Directions:
Pick out the lines in the listing below that contain the word "this" and copy them.

Given entries:
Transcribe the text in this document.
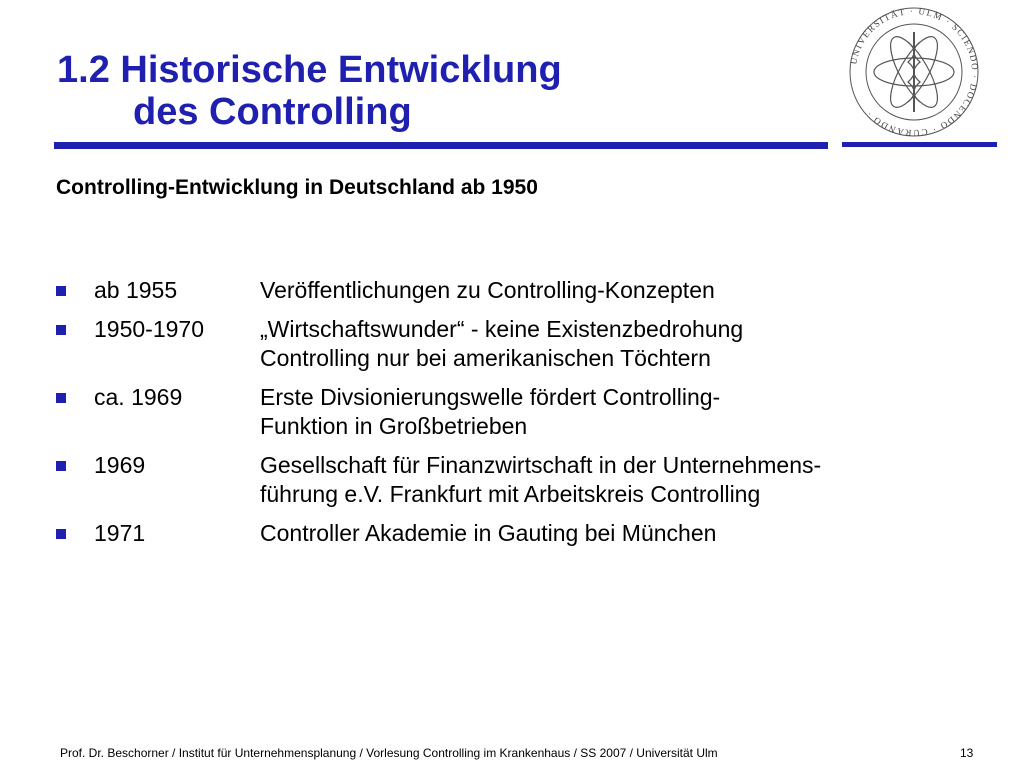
1.2 Historische Entwicklung
des Controlling
UNIVERSITÄT · ULM · SCIENDO · DOCENDO · CURANDO ·
Controlling-Entwicklung in Deutschland ab 1950
ab 1955	Veröffentlichungen zu Controlling-Konzepten
1950-1970	„Wirtschaftswunder“ - keine Existenzbedrohung
Controlling nur bei amerikanischen Töchtern
ca. 1969	Erste Divsionierungswelle fördert Controlling-
Funktion in Großbetrieben
1969	Gesellschaft für Finanzwirtschaft in der Unternehmens-
führung e.V. Frankfurt mit Arbeitskreis Controlling
1971	Controller Akademie in Gauting bei München
Prof. Dr. Beschorner / Institut für Unternehmensplanung / Vorlesung Controlling im Krankenhaus / SS 2007 / Universität Ulm	13
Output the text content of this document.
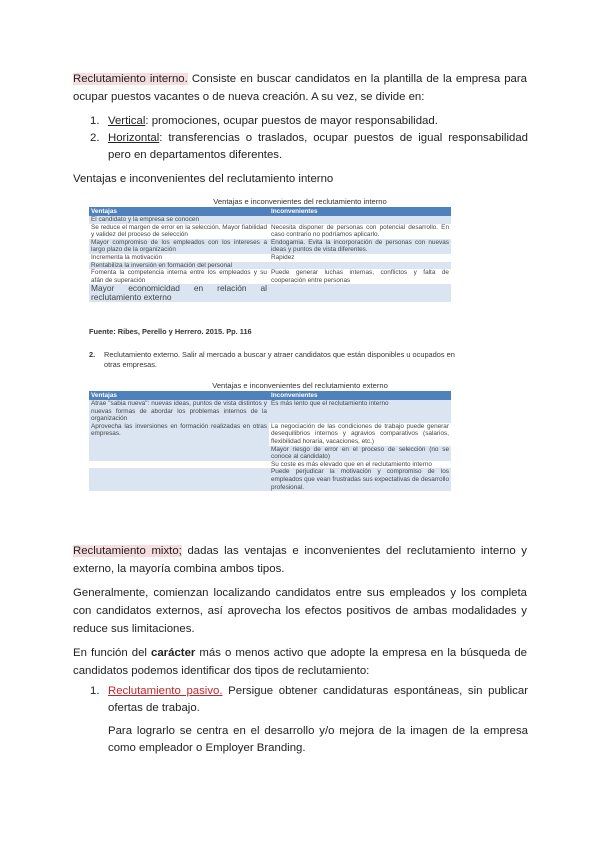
Reclutamiento interno. Consiste en buscar candidatos en la plantilla de la empresa para ocupar puestos vacantes o de nueva creación. A su vez, se divide en:
1. Vertical: promociones, ocupar puestos de mayor responsabilidad.
2. Horizontal: transferencias o traslados, ocupar puestos de igual responsabilidad pero en departamentos diferentes.
Ventajas e inconvenientes del reclutamiento interno
Ventajas e inconvenientes del reclutamiento interno
Ventajas	Inconvenientes
El candidato y la empresa se conocen	
Se reduce el margen de error en la selección. Mayor fiabilidad y validez del proceso de selección	Necesita disponer de personas con potencial desarrollo. En caso contrario no podríamos aplicarlo.
Mayor compromiso de los empleados con los intereses a largo plazo de la organización	Endogamia. Evita la incorporación de personas con nuevas ideas y puntos de vista diferentes.
Incrementa la motivación	Rapidez
Rentabiliza la inversión en formación del personal	
Fomenta la competencia interna entre los empleados y su afán de superación	Puede generar luchas internas, conflictos y falta de cooperación entre personas
Mayor economicidad en relación al reclutamiento externo	
Fuente: Ribes, Perello y Herrero. 2015. Pp. 116
2. Reclutamiento externo. Salir al mercado a buscar y atraer candidatos que están disponibles u ocupados en otras empresas.
Ventajas e inconvenientes del reclutamiento externo
Ventajas	Inconvenientes
Atrae "sabia nueva": nuevas ideas, puntos de vista distintos y nuevas formas de abordar los problemas internos de la organización	Es más lento que el reclutamiento interno
Aprovecha las inversiones en formación realizadas en otras empresas.	La negociación de las condiciones de trabajo puede generar desequilibrios internos y agravios comparativos (salarios, flexibilidad horaria, vacaciones, etc.)
	Mayor riesgo de error en el proceso de selección (no se conoce al candidato)
	Su coste es más elevado que en el reclutamiento interno
	Puede perjudicar la motivación y compromiso de los empleados que vean frustradas sus expectativas de desarrollo profesional.
Reclutamiento mixto; dadas las ventajas e inconvenientes del reclutamiento interno y externo, la mayoría combina ambos tipos.
Generalmente, comienzan localizando candidatos entre sus empleados y los completa con candidatos externos, así aprovecha los efectos positivos de ambas modalidades y reduce sus limitaciones.
En función del carácter más o menos activo que adopte la empresa en la búsqueda de candidatos podemos identificar dos tipos de reclutamiento:
1. Reclutamiento pasivo. Persigue obtener candidaturas espontáneas, sin publicar ofertas de trabajo.
Para lograrlo se centra en el desarrollo y/o mejora de la imagen de la empresa como empleador o Employer Branding.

Task answer:
Transcribe the text in this document.
Output the text content of this document.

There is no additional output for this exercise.